Short problem
Copy each line exactly.

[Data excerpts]
[BEGIN]

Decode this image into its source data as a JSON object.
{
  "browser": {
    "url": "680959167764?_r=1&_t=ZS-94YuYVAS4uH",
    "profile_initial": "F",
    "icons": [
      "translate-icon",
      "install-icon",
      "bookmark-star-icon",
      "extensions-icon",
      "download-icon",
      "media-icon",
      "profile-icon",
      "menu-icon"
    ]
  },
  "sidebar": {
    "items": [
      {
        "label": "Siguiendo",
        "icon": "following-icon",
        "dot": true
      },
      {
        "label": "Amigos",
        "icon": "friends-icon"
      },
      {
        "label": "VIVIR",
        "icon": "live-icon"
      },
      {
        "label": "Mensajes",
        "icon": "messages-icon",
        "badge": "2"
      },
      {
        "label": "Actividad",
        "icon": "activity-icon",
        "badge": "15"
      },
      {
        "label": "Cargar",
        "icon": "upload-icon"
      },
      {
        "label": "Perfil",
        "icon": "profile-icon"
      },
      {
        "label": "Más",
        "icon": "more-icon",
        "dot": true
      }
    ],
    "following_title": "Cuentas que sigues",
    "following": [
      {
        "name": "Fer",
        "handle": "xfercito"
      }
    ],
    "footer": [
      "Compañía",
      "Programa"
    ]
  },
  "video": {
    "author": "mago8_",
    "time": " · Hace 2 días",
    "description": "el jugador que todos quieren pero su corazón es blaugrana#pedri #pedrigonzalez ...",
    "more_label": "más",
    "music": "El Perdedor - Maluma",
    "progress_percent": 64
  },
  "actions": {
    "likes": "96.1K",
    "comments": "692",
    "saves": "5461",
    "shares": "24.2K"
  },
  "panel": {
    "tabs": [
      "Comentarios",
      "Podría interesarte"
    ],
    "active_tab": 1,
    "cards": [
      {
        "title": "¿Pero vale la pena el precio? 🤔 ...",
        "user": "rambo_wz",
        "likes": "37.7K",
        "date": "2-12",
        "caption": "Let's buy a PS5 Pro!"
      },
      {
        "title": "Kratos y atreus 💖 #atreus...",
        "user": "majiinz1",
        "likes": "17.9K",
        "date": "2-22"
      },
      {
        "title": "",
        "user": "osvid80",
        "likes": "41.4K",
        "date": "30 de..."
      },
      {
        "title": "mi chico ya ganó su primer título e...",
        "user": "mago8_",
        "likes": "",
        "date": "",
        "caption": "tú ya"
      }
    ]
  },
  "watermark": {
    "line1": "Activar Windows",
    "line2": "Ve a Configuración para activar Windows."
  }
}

[END]

Written answer
Decode this image into its source data as a JSON object.
{
  "browser": {
    "url": "680959167764?_r=1&_t=ZS-94YuYVAS4uH",
    "profile_initial": "F",
    "icons": [
      "translate-icon",
      "install-icon",
      "bookmark-star-icon",
      "extensions-icon",
      "download-icon",
      "media-icon",
      "profile-icon",
      "menu-icon"
    ]
  },
  "sidebar": {
    "items": [
      {
        "label": "Siguiendo",
        "icon": "following-icon",
        "dot": true
      },
      {
        "label": "Amigos",
        "icon": "friends-icon"
      },
      {
        "label": "VIVIR",
        "icon": "live-icon"
      },
      {
        "label": "Mensajes",
        "icon": "messages-icon",
        "badge": "2"
      },
      {
        "label": "Actividad",
        "icon": "activity-icon",
        "badge": "15"
      },
      {
        "label": "Cargar",
        "icon": "upload-icon"
      },
      {
        "label": "Perfil",
        "icon": "profile-icon"
      },
      {
        "label": "Más",
        "icon": "more-icon",
        "dot": true
      }
    ],
    "following_title": "Cuentas que sigues",
    "following": [
      {
        "name": "Fer",
        "handle": "xfercito"
      }
    ],
    "footer": [
      "Compañía",
      "Programa"
    ]
  },
  "video": {
    "author": "mago8_",
    "time": " · Hace 2 días",
    "description": "el jugador que todos quieren pero su corazón es blaugrana#pedri #pedrigonzalez ...",
    "more_label": "más",
    "music": "El Perdedor - Maluma",
    "progress_percent": 64
  },
  "actions": {
    "likes": "96.1K",
    "comments": "692",
    "saves": "5461",
    "shares": "24.2K"
  },
  "panel": {
    "tabs": [
      "Comentarios",
      "Podría interesarte"
    ],
    "active_tab": 1,
    "cards": [
      {
        "title": "¿Pero vale la pena el precio? 🤔 ...",
        "user": "rambo_wz",
        "likes": "37.7K",
        "date": "2-12",
        "caption": "Let's buy a PS5 Pro!"
      },
      {
        "title": "Kratos y atreus 💖 #atreus...",
        "user": "majiinz1",
        "likes": "17.9K",
        "date": "2-22"
      },
      {
        "title": "",
        "user": "osvid80",
        "likes": "41.4K",
        "date": "30 de..."
      },
      {
        "title": "mi chico ya ganó su primer título e...",
        "user": "mago8_",
        "likes": "",
        "date": "",
        "caption": "tú ya"
      }
    ]
  },
  "watermark": {
    "line1": "Activar Windows",
    "line2": "Ve a Configuración para activar Windows."
  }
}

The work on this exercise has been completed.